A block of data:
————————

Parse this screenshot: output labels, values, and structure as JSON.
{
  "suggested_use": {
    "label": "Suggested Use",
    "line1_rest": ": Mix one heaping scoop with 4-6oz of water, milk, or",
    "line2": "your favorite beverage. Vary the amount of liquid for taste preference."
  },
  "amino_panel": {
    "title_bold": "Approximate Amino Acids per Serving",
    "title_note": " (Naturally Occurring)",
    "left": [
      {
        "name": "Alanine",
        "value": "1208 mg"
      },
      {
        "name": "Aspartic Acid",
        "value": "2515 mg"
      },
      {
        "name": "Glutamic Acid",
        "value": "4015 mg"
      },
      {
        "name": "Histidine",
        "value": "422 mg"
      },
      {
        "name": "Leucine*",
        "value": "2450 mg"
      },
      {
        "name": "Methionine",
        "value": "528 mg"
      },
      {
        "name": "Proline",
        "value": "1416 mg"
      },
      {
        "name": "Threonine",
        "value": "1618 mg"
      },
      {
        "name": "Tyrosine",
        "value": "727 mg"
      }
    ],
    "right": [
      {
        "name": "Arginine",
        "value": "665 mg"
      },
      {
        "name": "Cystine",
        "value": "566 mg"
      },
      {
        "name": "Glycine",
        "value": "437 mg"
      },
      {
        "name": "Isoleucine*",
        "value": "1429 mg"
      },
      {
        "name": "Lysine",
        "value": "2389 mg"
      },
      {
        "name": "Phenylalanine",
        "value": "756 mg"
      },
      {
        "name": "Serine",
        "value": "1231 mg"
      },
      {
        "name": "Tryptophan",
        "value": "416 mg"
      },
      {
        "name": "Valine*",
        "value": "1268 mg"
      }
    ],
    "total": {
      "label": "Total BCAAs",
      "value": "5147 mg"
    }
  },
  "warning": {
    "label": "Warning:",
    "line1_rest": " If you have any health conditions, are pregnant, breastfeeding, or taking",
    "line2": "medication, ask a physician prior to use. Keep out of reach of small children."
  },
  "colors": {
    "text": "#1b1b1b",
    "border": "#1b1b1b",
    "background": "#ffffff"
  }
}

————————

Recite the full listing above exactly.

SOLVED EXERCISE:
Parse this screenshot: output labels, values, and structure as JSON.
{
  "suggested_use": {
    "label": "Suggested Use",
    "line1_rest": ": Mix one heaping scoop with 4-6oz of water, milk, or",
    "line2": "your favorite beverage. Vary the amount of liquid for taste preference."
  },
  "amino_panel": {
    "title_bold": "Approximate Amino Acids per Serving",
    "title_note": " (Naturally Occurring)",
    "left": [
      {
        "name": "Alanine",
        "value": "1208 mg"
      },
      {
        "name": "Aspartic Acid",
        "value": "2515 mg"
      },
      {
        "name": "Glutamic Acid",
        "value": "4015 mg"
      },
      {
        "name": "Histidine",
        "value": "422 mg"
      },
      {
        "name": "Leucine*",
        "value": "2450 mg"
      },
      {
        "name": "Methionine",
        "value": "528 mg"
      },
      {
        "name": "Proline",
        "value": "1416 mg"
      },
      {
        "name": "Threonine",
        "value": "1618 mg"
      },
      {
        "name": "Tyrosine",
        "value": "727 mg"
      }
    ],
    "right": [
      {
        "name": "Arginine",
        "value": "665 mg"
      },
      {
        "name": "Cystine",
        "value": "566 mg"
      },
      {
        "name": "Glycine",
        "value": "437 mg"
      },
      {
        "name": "Isoleucine*",
        "value": "1429 mg"
      },
      {
        "name": "Lysine",
        "value": "2389 mg"
      },
      {
        "name": "Phenylalanine",
        "value": "756 mg"
      },
      {
        "name": "Serine",
        "value": "1231 mg"
      },
      {
        "name": "Tryptophan",
        "value": "416 mg"
      },
      {
        "name": "Valine*",
        "value": "1268 mg"
      }
    ],
    "total": {
      "label": "Total BCAAs",
      "value": "5147 mg"
    }
  },
  "warning": {
    "label": "Warning:",
    "line1_rest": " If you have any health conditions, are pregnant, breastfeeding, or taking",
    "line2": "medication, ask a physician prior to use. Keep out of reach of small children."
  },
  "colors": {
    "text": "#1b1b1b",
    "border": "#1b1b1b",
    "background": "#ffffff"
  }
}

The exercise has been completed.